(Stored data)
————————
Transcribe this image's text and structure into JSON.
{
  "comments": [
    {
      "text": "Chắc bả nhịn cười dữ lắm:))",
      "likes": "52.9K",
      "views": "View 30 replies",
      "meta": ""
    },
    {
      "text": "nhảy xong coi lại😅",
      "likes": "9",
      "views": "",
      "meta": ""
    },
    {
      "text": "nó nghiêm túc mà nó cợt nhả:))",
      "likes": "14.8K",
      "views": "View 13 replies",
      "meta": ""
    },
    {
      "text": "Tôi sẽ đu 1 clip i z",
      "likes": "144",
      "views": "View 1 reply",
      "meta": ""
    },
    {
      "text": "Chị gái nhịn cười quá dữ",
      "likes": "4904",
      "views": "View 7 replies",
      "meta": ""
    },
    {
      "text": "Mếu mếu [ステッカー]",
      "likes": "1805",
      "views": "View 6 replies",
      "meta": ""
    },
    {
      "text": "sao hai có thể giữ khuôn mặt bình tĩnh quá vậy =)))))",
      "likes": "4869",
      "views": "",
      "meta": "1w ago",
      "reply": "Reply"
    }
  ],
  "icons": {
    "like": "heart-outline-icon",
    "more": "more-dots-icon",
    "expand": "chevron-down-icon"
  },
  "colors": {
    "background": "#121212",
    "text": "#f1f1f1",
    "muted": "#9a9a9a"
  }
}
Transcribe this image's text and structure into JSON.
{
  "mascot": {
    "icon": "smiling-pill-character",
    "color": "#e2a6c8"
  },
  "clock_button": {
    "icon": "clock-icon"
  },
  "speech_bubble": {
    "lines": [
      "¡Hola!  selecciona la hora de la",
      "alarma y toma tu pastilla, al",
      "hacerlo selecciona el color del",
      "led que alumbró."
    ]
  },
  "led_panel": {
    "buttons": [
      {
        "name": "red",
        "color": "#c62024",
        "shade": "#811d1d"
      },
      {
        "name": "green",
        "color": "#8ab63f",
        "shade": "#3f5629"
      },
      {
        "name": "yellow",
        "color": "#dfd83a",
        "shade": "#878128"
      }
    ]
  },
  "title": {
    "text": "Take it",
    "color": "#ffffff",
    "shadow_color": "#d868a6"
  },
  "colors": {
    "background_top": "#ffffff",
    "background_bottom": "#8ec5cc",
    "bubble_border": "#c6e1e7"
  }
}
————————
• **YOUR TASK**:
Repeat the lines above exactly.

• **ANSWER FOR THIS EXERCISE**:
Transcribe this image's text and structure into JSON.
{
  "comments": [
    {
      "text": "Chắc bả nhịn cười dữ lắm:))",
      "likes": "52.9K",
      "views": "View 30 replies",
      "meta": ""
    },
    {
      "text": "nhảy xong coi lại😅",
      "likes": "9",
      "views": "",
      "meta": ""
    },
    {
      "text": "nó nghiêm túc mà nó cợt nhả:))",
      "likes": "14.8K",
      "views": "View 13 replies",
      "meta": ""
    },
    {
      "text": "Tôi sẽ đu 1 clip i z",
      "likes": "144",
      "views": "View 1 reply",
      "meta": ""
    },
    {
      "text": "Chị gái nhịn cười quá dữ",
      "likes": "4904",
      "views": "View 7 replies",
      "meta": ""
    },
    {
      "text": "Mếu mếu [ステッカー]",
      "likes": "1805",
      "views": "View 6 replies",
      "meta": ""
    },
    {
      "text": "sao hai có thể giữ khuôn mặt bình tĩnh quá vậy =)))))",
      "likes": "4869",
      "views": "",
      "meta": "1w ago",
      "reply": "Reply"
    }
  ],
  "icons": {
    "like": "heart-outline-icon",
    "more": "more-dots-icon",
    "expand": "chevron-down-icon"
  },
  "colors": {
    "background": "#121212",
    "text": "#f1f1f1",
    "muted": "#9a9a9a"
  }
}
Transcribe this image's text and structure into JSON.
{
  "mascot": {
    "icon": "smiling-pill-character",
    "color": "#e2a6c8"
  },
  "clock_button": {
    "icon": "clock-icon"
  },
  "speech_bubble": {
    "lines": [
      "¡Hola!  selecciona la hora de la",
      "alarma y toma tu pastilla, al",
      "hacerlo selecciona el color del",
      "led que alumbró."
    ]
  },
  "led_panel": {
    "buttons": [
      {
        "name": "red",
        "color": "#c62024",
        "shade": "#811d1d"
      },
      {
        "name": "green",
        "color": "#8ab63f",
        "shade": "#3f5629"
      },
      {
        "name": "yellow",
        "color": "#dfd83a",
        "shade": "#878128"
      }
    ]
  },
  "title": {
    "text": "Take it",
    "color": "#ffffff",
    "shadow_color": "#d868a6"
  },
  "colors": {
    "background_top": "#ffffff",
    "background_bottom": "#8ec5cc",
    "bubble_border": "#c6e1e7"
  }
}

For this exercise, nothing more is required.